→ TASK REQUIREMENTS: Retype everything in the listing, leaving each line exactly as it is.
━━━━━ INPUT MATERIAL ━━━━━
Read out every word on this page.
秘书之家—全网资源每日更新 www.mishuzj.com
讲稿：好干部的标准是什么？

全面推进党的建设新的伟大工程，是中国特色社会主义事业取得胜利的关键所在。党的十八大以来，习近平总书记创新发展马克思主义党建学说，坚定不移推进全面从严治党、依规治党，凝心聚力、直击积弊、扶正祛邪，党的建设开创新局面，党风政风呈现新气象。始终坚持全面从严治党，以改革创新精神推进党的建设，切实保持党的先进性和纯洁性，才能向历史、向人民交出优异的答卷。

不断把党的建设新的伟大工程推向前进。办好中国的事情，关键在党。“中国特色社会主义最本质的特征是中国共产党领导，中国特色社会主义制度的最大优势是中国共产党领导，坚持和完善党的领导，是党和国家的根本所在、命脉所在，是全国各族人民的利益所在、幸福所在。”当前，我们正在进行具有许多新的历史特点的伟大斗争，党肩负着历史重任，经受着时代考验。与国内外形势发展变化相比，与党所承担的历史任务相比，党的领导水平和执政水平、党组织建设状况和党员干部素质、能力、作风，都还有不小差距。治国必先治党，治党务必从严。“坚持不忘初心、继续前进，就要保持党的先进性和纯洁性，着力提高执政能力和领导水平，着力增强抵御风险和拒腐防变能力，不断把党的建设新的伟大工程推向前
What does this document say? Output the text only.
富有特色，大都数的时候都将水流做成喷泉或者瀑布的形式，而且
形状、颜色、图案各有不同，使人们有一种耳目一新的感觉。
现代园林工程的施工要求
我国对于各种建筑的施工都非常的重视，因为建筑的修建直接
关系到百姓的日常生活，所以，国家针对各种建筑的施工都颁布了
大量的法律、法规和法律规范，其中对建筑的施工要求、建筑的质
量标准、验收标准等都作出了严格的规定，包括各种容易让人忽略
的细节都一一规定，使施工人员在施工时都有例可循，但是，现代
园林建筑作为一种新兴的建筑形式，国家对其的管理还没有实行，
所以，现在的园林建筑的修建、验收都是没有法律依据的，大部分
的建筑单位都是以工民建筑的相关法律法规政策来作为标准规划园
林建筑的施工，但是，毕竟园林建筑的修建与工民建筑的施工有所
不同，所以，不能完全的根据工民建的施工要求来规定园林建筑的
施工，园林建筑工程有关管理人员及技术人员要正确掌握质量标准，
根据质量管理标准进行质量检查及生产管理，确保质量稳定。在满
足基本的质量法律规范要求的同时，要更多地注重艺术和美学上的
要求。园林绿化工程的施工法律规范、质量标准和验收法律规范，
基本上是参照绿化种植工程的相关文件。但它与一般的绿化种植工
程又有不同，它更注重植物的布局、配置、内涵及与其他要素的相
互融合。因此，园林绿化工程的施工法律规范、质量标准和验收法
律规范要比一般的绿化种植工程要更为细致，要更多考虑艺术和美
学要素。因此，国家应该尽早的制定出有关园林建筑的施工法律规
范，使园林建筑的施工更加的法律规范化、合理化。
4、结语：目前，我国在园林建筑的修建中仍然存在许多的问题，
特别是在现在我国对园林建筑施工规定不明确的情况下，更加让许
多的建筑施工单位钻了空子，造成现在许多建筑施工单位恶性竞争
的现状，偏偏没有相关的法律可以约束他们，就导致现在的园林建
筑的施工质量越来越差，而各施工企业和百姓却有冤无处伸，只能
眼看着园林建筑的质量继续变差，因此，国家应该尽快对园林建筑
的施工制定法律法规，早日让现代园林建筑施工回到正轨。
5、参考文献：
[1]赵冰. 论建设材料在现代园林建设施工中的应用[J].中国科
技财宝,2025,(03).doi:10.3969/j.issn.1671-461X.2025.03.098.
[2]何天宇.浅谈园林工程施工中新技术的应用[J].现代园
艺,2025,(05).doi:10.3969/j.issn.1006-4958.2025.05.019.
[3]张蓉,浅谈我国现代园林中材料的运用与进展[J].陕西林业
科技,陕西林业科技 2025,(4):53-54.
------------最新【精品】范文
━━━━━
→ ANSWER IN FULL:
Read out every word on this page.
秘书之家—全网资源每日更新 www.mishuzj.com
讲稿：好干部的标准是什么？

全面推进党的建设新的伟大工程，是中国特色社会主义事业取得胜利的关键所在。党的十八大以来，习近平总书记创新发展马克思主义党建学说，坚定不移推进全面从严治党、依规治党，凝心聚力、直击积弊、扶正祛邪，党的建设开创新局面，党风政风呈现新气象。始终坚持全面从严治党，以改革创新精神推进党的建设，切实保持党的先进性和纯洁性，才能向历史、向人民交出优异的答卷。

不断把党的建设新的伟大工程推向前进。办好中国的事情，关键在党。“中国特色社会主义最本质的特征是中国共产党领导，中国特色社会主义制度的最大优势是中国共产党领导，坚持和完善党的领导，是党和国家的根本所在、命脉所在，是全国各族人民的利益所在、幸福所在。”当前，我们正在进行具有许多新的历史特点的伟大斗争，党肩负着历史重任，经受着时代考验。与国内外形势发展变化相比，与党所承担的历史任务相比，党的领导水平和执政水平、党组织建设状况和党员干部素质、能力、作风，都还有不小差距。治国必先治党，治党务必从严。“坚持不忘初心、继续前进，就要保持党的先进性和纯洁性，着力提高执政能力和领导水平，着力增强抵御风险和拒腐防变能力，不断把党的建设新的伟大工程推向前
What does this document say? Output the text only.
富有特色，大都数的时候都将水流做成喷泉或者瀑布的形式，而且
形状、颜色、图案各有不同，使人们有一种耳目一新的感觉。
现代园林工程的施工要求
我国对于各种建筑的施工都非常的重视，因为建筑的修建直接
关系到百姓的日常生活，所以，国家针对各种建筑的施工都颁布了
大量的法律、法规和法律规范，其中对建筑的施工要求、建筑的质
量标准、验收标准等都作出了严格的规定，包括各种容易让人忽略
的细节都一一规定，使施工人员在施工时都有例可循，但是，现代
园林建筑作为一种新兴的建筑形式，国家对其的管理还没有实行，
所以，现在的园林建筑的修建、验收都是没有法律依据的，大部分
的建筑单位都是以工民建筑的相关法律法规政策来作为标准规划园
林建筑的施工，但是，毕竟园林建筑的修建与工民建筑的施工有所
不同，所以，不能完全的根据工民建的施工要求来规定园林建筑的
施工，园林建筑工程有关管理人员及技术人员要正确掌握质量标准，
根据质量管理标准进行质量检查及生产管理，确保质量稳定。在满
足基本的质量法律规范要求的同时，要更多地注重艺术和美学上的
要求。园林绿化工程的施工法律规范、质量标准和验收法律规范，
基本上是参照绿化种植工程的相关文件。但它与一般的绿化种植工
程又有不同，它更注重植物的布局、配置、内涵及与其他要素的相
互融合。因此，园林绿化工程的施工法律规范、质量标准和验收法
律规范要比一般的绿化种植工程要更为细致，要更多考虑艺术和美
学要素。因此，国家应该尽早的制定出有关园林建筑的施工法律规
范，使园林建筑的施工更加的法律规范化、合理化。
4、结语：目前，我国在园林建筑的修建中仍然存在许多的问题，
特别是在现在我国对园林建筑施工规定不明确的情况下，更加让许
多的建筑施工单位钻了空子，造成现在许多建筑施工单位恶性竞争
的现状，偏偏没有相关的法律可以约束他们，就导致现在的园林建
筑的施工质量越来越差，而各施工企业和百姓却有冤无处伸，只能
眼看着园林建筑的质量继续变差，因此，国家应该尽快对园林建筑
的施工制定法律法规，早日让现代园林建筑施工回到正轨。
5、参考文献：
[1]赵冰. 论建设材料在现代园林建设施工中的应用[J].中国科
技财宝,2025,(03).doi:10.3969/j.issn.1671-461X.2025.03.098.
[2]何天宇.浅谈园林工程施工中新技术的应用[J].现代园
艺,2025,(05).doi:10.3969/j.issn.1006-4958.2025.05.019.
[3]张蓉,浅谈我国现代园林中材料的运用与进展[J].陕西林业
科技,陕西林业科技 2025,(4):53-54.
------------最新【精品】范文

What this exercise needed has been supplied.